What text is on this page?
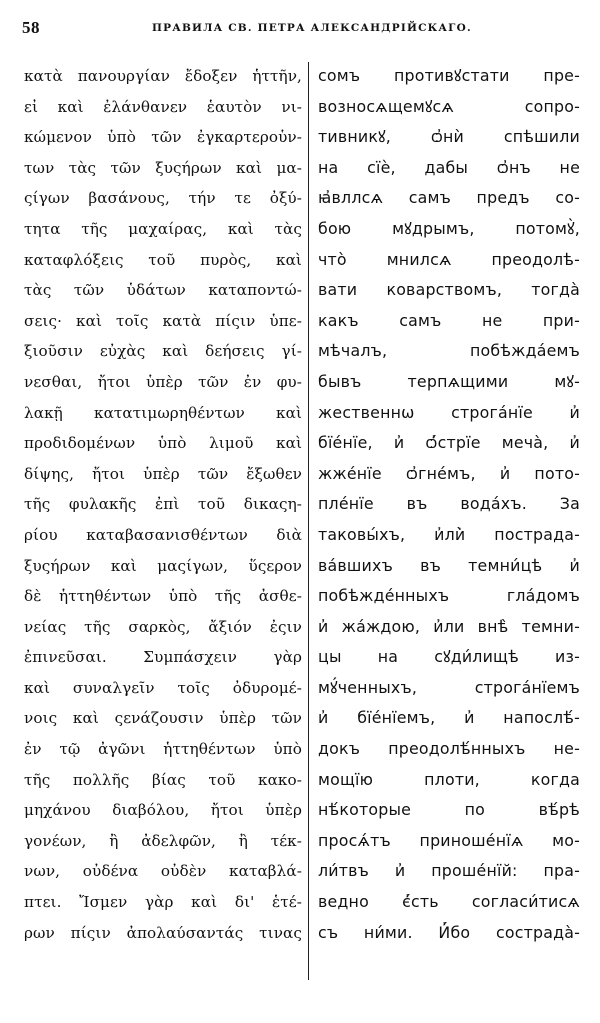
58	ПРАВИЛА СВ. ПЕТРА АЛЕКСАНДРІЙСКАГО.
κατὰ πανουργίαν ἔδοξεν ἡττῆν,
εἰ καὶ ἐλάνθανεν ἑαυτὸν νι-
κώμενον ὑπὸ τῶν ἐγκαρτεροὑν-
των τὰς τῶν ξυςήρων καὶ μα-
ςίγων βασάνους, τήν τε ὀξύ-
τητα τῆς μαχαίρας, καὶ τὰς
καταφλόξεις τοῦ πυρὸς, καὶ
τὰς τῶν ὑδάτων καταποντώ-
σεις· καὶ τοῖς κατὰ πίςιν ὑπε-
ξιοῦσιν εὐχὰς καὶ δεήσεις γί-
νεσθαι, ἤτοι ὑπὲρ τῶν ἐν φυ-
λακῇ κατατιμωρηθέντων καὶ
προδιδομένων ὑπὸ λιμοῦ καὶ
δίψης, ἤτοι ὑπὲρ τῶν ἔξωθεν
τῆς φυλακῆς ἐπὶ τοῦ δικαςη-
ρίου καταβασανισθέντων διὰ
ξυςήρων καὶ μαςίγων, ὕςερον
δὲ ἡττηθέντων ὑπὸ τῆς ἀσθε-
νείας τῆς σαρκὸς, ἄξιόν ἐςιν
ἐπινεῦσαι. Συμπάσχειν γὰρ
καὶ συναλγεῖν τοῖς ὀδυρομέ-
νοις καὶ ςενάζουσιν ὑπὲρ τῶν
ἐν τῷ ἀγῶνι ἡττηθέντων ὑπὸ
τῆς πολλῆς βίας τοῦ κακο-
μηχάνου διαβόλου, ἤτοι ὑπὲρ
γονέων, ἢ ἀδελφῶν, ἢ τέκ-
νων, οὐδένα οὐδὲν καταβλά-
πτει. Ἴσμεν γὰρ καὶ δι' ἑτέ-
ρων πίςιν ἀπολαύσαντάς τινας
сомъ противꙋстати пре-
возносѧщемꙋсѧ сопро-
тивникꙋ, ѻ҆нѝ спѣшили
на сїѐ, дабы ѻ҆нъ не
ꙗ҆вллсѧ самъ предъ со-
бою мꙋдрымъ, потомꙋ̀,
что̀ мнилсѧ преодолѣ-
вати коварствомъ, тогда̀
какъ самъ не при-
мѣчалъ, побѣжда́емъ
бывъ терпѧщими мꙋ-
жественнѡ строга́нїе и҆
бїе́нїе, и҆ ѻ҆́стрїе меча̀, и҆
жже́нїе ѻ҆гне́мъ, и҆ пото-
пле́нїе въ вода́хъ. За
таковы́хъ, и҆ли̇̀ пострада-
ва́вшихъ въ темни́цѣ и҆
побѣжде́нныхъ гла́домъ
и҆ жа́ждою, и҆ли внѣ̀ темни-
цы на сꙋди́лищѣ из-
мꙋ́ченныхъ, строга́нїемъ
и҆ бїе́нїемъ, и҆ напослѣ́-
докъ преодолѣ́нныхъ не-
мощїю плоти, когда
нѣ́которые по вѣ́рѣ
просѧ́тъ приноше́нїѧ мо-
ли́твъ и҆ проше́нїй: пра-
ведно є҆́сть согласи́тисѧ
съ ни́ми. И҆́бо сострада̀-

________________________________________

Requirements: Copy all the lines of data exactly as they appear, dropping any images.

Answer to this problem:
What text is on this page?
58	ПРАВИЛА СВ. ПЕТРА АЛЕКСАНДРІЙСКАГО.
κατὰ πανουργίαν ἔδοξεν ἡττῆν,
εἰ καὶ ἐλάνθανεν ἑαυτὸν νι-
κώμενον ὑπὸ τῶν ἐγκαρτεροὑν-
των τὰς τῶν ξυςήρων καὶ μα-
ςίγων βασάνους, τήν τε ὀξύ-
τητα τῆς μαχαίρας, καὶ τὰς
καταφλόξεις τοῦ πυρὸς, καὶ
τὰς τῶν ὑδάτων καταποντώ-
σεις· καὶ τοῖς κατὰ πίςιν ὑπε-
ξιοῦσιν εὐχὰς καὶ δεήσεις γί-
νεσθαι, ἤτοι ὑπὲρ τῶν ἐν φυ-
λακῇ κατατιμωρηθέντων καὶ
προδιδομένων ὑπὸ λιμοῦ καὶ
δίψης, ἤτοι ὑπὲρ τῶν ἔξωθεν
τῆς φυλακῆς ἐπὶ τοῦ δικαςη-
ρίου καταβασανισθέντων διὰ
ξυςήρων καὶ μαςίγων, ὕςερον
δὲ ἡττηθέντων ὑπὸ τῆς ἀσθε-
νείας τῆς σαρκὸς, ἄξιόν ἐςιν
ἐπινεῦσαι. Συμπάσχειν γὰρ
καὶ συναλγεῖν τοῖς ὀδυρομέ-
νοις καὶ ςενάζουσιν ὑπὲρ τῶν
ἐν τῷ ἀγῶνι ἡττηθέντων ὑπὸ
τῆς πολλῆς βίας τοῦ κακο-
μηχάνου διαβόλου, ἤτοι ὑπὲρ
γονέων, ἢ ἀδελφῶν, ἢ τέκ-
νων, οὐδένα οὐδὲν καταβλά-
πτει. Ἴσμεν γὰρ καὶ δι' ἑτέ-
ρων πίςιν ἀπολαύσαντάς τινας
сомъ противꙋстати пре-
возносѧщемꙋсѧ сопро-
тивникꙋ, ѻ҆нѝ спѣшили
на сїѐ, дабы ѻ҆нъ не
ꙗ҆вллсѧ самъ предъ со-
бою мꙋдрымъ, потомꙋ̀,
что̀ мнилсѧ преодолѣ-
вати коварствомъ, тогда̀
какъ самъ не при-
мѣчалъ, побѣжда́емъ
бывъ терпѧщими мꙋ-
жественнѡ строга́нїе и҆
бїе́нїе, и҆ ѻ҆́стрїе меча̀, и҆
жже́нїе ѻ҆гне́мъ, и҆ пото-
пле́нїе въ вода́хъ. За
таковы́хъ, и҆ли̇̀ пострада-
ва́вшихъ въ темни́цѣ и҆
побѣжде́нныхъ гла́домъ
и҆ жа́ждою, и҆ли внѣ̀ темни-
цы на сꙋди́лищѣ из-
мꙋ́ченныхъ, строга́нїемъ
и҆ бїе́нїемъ, и҆ напослѣ́-
докъ преодолѣ́нныхъ не-
мощїю плоти, когда
нѣ́которые по вѣ́рѣ
просѧ́тъ приноше́нїѧ мо-
ли́твъ и҆ проше́нїй: пра-
ведно є҆́сть согласи́тисѧ
съ ни́ми. И҆́бо сострада̀-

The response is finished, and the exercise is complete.